(SELECTED TEXT):
============================================================
Nigerian civil servant

Ibukun Odusote is a Nigerian civil servant in IT and administration. She was the first administrative contact person for the .ng top level Nigerian domain name. She has served as the Permanent Secretary for the Nigerian Federal Ministry of Agriculture and Rural Development and for the Political Affairs Department in the Office of the Secretary to the Federal Government.

==Early life and education==
Odusote was born in Ikenne-Remo in Ogun State in Nigeria. She was educated at St. Teresa's College, Oke-Ado Ibadan in Oyo State. After obtaining her school certificate, she attended Obafemi Awolowo University. She graduated in computer science and economics.

Later at Lagos University, she earned an MBA and an MSc. From 1995 to 1998, she was the director of the Centre for Information Technology and Management at Yaba College of Technology.

==Career==
Odusote became known as a senior civil servant in information technology. She was the first contact person for the .ng domain name. In 2013, Odusote was made a life patron of the Nigeria Internet Registration Association for her pioneering work. She was the former ICT head for Yaba College of Technology before moving to work for the Nigerian Ministry of Information as Director of Information Technology. She has served as a Permanent Secretary in various ministries including the Ecological Funds Office, Federal Ministry of Power, Federal Ministry of Environment and Federal Ministry of Culture, Tourism & National Orientation.
============================================================
(EXERCISE):
Can you carry the biography of Ibukun Odusote above forward, picking up right after its final sentence?

(MATERIAL PROVIDED):
============================================================
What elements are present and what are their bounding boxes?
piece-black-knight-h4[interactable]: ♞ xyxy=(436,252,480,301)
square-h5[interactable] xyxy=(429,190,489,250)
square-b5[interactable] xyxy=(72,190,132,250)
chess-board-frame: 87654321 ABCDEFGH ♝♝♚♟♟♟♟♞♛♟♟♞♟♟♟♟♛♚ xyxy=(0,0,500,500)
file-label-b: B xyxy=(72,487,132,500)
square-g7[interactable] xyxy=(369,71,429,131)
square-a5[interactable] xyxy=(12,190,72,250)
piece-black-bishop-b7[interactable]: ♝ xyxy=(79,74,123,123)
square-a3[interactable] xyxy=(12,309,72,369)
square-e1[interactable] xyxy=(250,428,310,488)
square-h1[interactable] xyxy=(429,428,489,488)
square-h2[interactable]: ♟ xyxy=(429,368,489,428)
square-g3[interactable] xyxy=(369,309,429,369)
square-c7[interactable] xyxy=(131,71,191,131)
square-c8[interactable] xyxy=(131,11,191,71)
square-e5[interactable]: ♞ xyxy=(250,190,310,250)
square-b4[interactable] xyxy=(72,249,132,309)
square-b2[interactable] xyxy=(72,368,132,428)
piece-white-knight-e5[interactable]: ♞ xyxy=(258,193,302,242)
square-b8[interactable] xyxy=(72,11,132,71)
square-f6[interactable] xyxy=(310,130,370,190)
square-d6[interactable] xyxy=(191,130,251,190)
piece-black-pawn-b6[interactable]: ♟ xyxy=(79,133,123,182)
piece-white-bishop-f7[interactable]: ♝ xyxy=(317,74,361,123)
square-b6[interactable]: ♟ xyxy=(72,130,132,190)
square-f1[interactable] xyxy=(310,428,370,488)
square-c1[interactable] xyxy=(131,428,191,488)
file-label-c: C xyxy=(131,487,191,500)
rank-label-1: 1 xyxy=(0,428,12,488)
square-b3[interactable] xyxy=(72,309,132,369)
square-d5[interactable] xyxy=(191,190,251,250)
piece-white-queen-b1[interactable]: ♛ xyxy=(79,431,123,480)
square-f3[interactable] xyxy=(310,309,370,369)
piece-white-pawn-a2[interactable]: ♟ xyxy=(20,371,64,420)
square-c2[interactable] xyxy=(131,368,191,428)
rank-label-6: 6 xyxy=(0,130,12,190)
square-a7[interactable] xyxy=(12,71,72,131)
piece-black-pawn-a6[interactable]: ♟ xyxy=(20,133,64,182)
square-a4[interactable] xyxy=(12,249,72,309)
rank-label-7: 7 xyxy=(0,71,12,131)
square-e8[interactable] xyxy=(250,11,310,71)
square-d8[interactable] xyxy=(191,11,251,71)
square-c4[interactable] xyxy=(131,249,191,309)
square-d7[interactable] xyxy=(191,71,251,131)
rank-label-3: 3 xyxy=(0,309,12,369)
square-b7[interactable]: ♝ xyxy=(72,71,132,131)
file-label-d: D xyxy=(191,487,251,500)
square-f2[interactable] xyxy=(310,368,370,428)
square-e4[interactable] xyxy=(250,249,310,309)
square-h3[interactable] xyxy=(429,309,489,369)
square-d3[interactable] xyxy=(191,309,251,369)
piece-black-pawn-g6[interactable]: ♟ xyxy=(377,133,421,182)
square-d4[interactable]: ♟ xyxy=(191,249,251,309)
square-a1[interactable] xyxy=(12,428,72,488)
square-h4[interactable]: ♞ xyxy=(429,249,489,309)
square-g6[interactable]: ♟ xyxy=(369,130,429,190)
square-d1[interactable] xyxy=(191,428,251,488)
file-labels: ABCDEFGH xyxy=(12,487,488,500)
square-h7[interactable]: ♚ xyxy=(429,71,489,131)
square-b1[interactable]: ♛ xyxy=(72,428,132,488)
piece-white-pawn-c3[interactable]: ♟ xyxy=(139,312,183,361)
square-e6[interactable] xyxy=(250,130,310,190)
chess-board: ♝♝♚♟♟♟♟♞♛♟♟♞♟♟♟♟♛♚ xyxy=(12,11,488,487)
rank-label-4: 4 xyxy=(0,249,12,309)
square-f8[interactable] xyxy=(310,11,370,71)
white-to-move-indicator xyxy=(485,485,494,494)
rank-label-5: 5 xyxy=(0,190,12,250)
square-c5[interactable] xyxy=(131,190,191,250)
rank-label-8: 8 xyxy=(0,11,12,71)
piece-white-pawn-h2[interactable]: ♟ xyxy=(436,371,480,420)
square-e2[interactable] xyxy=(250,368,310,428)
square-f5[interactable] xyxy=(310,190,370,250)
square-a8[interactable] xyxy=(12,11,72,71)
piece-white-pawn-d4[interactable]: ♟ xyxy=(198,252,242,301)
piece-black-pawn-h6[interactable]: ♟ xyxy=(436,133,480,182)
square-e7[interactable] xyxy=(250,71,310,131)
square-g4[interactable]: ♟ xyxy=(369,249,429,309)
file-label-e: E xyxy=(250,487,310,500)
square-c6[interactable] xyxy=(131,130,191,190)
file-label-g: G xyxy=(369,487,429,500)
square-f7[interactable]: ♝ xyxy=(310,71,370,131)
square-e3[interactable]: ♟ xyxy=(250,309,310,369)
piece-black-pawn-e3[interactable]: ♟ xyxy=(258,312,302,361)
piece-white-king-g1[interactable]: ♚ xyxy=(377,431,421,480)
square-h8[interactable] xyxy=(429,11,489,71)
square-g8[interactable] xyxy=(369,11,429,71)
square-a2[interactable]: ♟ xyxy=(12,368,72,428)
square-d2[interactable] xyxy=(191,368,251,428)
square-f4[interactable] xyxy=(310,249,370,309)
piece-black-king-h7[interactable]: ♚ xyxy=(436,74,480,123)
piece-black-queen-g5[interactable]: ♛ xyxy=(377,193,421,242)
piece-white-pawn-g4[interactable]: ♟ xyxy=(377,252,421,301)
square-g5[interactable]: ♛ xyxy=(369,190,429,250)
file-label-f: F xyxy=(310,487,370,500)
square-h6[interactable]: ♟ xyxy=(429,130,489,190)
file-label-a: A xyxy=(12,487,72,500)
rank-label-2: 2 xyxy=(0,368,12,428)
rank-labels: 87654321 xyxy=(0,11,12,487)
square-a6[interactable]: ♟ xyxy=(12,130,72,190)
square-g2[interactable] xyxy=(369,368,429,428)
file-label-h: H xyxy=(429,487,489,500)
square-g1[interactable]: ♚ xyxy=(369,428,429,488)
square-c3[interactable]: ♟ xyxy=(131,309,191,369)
============================================================
(THE RESULT):
Odusote was appointed to be the permanent secretary to Akinwumi Adesina at the Federal Ministry of Agriculture and Rural Development. Whilst she was there, the minister won prizes for the revolution he was making in Nigerian Agriculture.

In 2000, Odusote became the national coordinator for Digitest, an annual camp and competition to encourage students to develop internet-based solutions that address items of national interest.

==Personal life==
She is married to the Reverend Adeolu Odusote and they have a daughter. The couple are both senior figures in the Foursquare Church in Abuja.